* _What this task involves_
Work out the number of lines in the listing that include the string "title". Reply with that number alone.

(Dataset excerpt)
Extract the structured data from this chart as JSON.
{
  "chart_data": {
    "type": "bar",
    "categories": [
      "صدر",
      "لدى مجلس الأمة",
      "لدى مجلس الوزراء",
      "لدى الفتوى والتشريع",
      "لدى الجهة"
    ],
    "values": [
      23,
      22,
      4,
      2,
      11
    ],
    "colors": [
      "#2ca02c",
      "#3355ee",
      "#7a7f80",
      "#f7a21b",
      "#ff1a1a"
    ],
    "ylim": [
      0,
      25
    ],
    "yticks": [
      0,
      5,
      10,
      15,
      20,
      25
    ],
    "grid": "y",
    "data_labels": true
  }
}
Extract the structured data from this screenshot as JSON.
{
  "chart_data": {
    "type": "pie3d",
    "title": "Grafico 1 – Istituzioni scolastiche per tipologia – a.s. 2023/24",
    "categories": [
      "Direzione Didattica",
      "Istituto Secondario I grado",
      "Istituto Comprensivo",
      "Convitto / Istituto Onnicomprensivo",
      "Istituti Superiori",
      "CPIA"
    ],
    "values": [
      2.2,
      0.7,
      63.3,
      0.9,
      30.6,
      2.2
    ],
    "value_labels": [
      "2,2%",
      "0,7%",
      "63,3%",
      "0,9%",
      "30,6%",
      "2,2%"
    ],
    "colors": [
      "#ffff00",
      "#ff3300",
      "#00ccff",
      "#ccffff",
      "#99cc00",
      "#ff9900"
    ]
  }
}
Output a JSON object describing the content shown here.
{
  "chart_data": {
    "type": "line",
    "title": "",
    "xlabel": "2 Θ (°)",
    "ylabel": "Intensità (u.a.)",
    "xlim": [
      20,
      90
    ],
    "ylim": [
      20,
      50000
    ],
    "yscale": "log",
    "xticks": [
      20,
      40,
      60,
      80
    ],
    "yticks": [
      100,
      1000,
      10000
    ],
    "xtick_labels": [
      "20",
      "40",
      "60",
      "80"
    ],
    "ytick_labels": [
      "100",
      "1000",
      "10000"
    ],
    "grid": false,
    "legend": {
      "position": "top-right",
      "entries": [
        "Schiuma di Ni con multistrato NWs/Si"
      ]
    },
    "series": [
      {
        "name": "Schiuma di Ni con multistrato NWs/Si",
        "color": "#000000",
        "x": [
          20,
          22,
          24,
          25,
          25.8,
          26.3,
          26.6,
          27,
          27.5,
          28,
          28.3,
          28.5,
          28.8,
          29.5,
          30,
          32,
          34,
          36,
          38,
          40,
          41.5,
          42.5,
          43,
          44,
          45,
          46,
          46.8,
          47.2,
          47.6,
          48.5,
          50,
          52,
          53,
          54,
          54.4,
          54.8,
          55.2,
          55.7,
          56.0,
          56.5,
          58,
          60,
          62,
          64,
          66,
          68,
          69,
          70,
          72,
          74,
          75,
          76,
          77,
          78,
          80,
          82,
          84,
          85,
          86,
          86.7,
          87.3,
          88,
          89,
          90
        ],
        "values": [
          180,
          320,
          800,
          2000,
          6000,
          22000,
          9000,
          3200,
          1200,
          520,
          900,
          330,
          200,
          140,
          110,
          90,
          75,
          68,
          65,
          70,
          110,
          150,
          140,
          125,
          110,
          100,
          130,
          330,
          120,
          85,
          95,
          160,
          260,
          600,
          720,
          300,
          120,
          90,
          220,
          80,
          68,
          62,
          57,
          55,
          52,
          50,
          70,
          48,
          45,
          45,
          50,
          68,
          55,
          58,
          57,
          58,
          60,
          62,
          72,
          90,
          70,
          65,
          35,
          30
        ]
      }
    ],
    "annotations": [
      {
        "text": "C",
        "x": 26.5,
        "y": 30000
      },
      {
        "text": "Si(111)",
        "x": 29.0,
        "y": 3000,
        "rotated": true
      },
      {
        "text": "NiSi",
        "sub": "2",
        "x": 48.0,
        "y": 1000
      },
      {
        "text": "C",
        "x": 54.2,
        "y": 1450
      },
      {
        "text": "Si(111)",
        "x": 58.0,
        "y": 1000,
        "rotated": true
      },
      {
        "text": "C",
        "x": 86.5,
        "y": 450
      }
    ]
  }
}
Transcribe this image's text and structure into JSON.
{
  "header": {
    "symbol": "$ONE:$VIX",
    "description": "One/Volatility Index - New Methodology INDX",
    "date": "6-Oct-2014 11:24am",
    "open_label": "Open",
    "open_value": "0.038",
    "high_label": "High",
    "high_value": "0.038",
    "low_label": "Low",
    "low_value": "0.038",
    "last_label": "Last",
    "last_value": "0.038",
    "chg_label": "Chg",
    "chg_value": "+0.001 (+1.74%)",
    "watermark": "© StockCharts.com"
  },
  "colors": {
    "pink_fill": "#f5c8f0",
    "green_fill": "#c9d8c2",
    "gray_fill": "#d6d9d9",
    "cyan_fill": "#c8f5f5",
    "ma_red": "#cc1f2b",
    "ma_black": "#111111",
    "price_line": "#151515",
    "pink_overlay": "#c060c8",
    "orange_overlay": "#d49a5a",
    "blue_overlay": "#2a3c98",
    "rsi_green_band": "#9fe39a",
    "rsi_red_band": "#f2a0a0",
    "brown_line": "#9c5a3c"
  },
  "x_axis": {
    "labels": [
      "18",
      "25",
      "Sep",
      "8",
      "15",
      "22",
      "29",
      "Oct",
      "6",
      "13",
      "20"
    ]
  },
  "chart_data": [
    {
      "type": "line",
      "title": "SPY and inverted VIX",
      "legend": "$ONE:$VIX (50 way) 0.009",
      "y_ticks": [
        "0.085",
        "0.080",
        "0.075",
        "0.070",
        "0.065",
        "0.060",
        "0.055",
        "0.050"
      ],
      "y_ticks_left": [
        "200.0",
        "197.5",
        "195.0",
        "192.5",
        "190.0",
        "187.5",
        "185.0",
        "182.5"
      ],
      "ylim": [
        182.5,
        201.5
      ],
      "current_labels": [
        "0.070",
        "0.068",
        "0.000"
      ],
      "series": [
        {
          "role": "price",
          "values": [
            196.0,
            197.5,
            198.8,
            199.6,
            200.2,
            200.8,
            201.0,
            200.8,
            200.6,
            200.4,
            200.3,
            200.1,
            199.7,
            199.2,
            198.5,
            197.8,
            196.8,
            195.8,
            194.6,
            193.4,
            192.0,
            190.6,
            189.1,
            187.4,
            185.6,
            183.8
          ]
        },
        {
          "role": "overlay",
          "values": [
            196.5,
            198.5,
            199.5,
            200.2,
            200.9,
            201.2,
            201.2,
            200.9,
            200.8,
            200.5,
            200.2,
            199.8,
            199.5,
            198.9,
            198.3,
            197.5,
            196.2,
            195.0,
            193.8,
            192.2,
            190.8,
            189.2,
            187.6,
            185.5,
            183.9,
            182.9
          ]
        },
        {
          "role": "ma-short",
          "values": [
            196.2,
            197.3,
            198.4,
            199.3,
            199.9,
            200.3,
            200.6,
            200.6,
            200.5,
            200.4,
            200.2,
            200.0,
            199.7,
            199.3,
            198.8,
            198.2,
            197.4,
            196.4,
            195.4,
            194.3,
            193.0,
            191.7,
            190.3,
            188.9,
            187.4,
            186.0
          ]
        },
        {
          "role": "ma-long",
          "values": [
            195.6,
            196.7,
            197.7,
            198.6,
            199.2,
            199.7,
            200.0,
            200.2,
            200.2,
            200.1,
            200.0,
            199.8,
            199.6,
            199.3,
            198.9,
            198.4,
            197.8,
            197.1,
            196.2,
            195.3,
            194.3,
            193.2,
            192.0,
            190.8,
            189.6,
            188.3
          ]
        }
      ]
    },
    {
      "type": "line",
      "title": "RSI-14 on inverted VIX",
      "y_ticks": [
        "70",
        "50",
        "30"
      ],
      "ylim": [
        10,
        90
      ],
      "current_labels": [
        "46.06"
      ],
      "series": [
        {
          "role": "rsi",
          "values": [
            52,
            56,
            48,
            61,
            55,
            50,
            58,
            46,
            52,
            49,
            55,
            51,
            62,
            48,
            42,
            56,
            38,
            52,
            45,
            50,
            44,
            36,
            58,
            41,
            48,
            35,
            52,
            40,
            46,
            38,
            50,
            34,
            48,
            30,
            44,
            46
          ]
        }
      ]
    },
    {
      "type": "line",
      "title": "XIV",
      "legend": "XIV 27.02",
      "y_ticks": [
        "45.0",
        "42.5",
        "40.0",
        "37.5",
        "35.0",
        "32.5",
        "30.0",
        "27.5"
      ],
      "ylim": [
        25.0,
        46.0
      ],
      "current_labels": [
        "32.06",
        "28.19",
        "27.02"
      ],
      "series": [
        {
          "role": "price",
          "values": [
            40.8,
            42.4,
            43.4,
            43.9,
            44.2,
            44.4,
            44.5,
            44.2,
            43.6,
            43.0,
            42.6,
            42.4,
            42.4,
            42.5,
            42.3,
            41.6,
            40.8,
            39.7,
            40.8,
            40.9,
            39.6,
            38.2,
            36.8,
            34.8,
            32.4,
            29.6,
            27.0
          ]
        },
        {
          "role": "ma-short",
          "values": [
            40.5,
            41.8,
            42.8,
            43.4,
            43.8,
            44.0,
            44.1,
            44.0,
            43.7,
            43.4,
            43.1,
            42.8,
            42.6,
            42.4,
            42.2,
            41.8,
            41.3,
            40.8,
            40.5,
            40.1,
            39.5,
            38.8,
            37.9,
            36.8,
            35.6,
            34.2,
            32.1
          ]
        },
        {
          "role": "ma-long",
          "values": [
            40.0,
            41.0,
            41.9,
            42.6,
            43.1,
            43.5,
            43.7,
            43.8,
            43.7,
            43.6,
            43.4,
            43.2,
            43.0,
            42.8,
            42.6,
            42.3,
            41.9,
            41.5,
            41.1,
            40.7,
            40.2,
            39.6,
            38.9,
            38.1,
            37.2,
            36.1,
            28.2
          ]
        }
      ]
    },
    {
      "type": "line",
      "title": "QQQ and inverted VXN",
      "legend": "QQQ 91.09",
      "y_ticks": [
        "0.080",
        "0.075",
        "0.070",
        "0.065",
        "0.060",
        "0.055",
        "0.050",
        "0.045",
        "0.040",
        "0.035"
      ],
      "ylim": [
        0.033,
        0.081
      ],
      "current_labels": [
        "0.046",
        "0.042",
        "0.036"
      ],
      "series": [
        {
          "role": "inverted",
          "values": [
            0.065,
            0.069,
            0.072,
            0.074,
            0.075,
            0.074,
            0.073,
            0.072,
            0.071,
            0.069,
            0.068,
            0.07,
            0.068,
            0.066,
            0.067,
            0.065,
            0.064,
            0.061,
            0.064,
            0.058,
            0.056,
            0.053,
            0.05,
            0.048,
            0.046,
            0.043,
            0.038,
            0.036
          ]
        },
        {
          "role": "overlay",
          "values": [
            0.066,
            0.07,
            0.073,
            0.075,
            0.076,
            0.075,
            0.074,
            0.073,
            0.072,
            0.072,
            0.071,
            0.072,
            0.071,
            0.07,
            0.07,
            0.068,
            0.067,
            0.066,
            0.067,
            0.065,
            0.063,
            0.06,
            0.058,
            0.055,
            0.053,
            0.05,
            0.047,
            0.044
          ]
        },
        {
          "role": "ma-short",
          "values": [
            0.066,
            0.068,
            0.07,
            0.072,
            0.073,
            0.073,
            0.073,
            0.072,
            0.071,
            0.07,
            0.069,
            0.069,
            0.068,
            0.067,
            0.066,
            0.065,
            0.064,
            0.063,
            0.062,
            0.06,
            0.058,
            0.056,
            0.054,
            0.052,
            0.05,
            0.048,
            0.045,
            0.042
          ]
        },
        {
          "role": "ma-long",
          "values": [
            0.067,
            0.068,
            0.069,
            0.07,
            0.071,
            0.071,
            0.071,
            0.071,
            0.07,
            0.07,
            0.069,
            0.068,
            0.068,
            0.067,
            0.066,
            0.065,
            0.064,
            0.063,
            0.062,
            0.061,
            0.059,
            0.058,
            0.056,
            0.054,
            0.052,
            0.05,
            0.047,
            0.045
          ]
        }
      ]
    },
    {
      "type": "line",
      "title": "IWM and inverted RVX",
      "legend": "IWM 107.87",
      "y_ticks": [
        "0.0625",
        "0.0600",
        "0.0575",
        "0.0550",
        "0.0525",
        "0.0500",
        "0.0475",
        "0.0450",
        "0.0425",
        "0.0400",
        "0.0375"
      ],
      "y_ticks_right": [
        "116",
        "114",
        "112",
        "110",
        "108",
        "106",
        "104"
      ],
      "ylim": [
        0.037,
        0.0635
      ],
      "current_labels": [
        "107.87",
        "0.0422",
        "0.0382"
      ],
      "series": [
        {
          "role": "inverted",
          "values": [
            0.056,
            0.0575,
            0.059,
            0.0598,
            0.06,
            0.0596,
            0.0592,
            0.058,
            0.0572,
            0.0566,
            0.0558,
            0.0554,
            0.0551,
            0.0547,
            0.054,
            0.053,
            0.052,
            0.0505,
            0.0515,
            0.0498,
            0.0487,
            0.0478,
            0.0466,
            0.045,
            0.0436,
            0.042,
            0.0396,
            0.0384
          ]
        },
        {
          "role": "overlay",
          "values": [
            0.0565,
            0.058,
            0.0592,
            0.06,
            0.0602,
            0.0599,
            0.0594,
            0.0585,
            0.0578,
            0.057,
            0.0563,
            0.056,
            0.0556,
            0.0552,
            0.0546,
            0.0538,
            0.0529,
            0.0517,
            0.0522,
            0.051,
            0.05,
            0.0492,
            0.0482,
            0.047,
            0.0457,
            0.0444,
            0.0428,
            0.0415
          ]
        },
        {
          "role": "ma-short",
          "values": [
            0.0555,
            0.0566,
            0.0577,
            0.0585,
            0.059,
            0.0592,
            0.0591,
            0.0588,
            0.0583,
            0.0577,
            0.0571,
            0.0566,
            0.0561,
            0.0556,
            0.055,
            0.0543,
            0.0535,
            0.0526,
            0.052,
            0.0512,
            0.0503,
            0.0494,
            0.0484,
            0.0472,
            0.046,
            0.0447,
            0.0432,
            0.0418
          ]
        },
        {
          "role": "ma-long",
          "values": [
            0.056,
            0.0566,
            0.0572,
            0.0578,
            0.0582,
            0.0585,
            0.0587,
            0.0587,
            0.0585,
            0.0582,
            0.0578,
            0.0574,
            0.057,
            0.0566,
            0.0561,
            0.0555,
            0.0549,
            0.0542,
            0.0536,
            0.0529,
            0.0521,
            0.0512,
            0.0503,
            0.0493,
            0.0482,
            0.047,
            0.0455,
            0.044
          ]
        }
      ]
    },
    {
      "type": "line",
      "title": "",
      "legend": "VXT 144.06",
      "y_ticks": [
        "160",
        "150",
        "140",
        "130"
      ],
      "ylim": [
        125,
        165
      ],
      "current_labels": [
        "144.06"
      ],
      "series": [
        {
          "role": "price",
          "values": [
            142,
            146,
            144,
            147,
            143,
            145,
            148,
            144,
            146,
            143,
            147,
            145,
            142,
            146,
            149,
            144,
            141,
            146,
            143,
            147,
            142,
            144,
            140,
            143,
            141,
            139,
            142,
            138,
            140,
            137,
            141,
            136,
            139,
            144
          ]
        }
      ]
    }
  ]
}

* _The solution_
8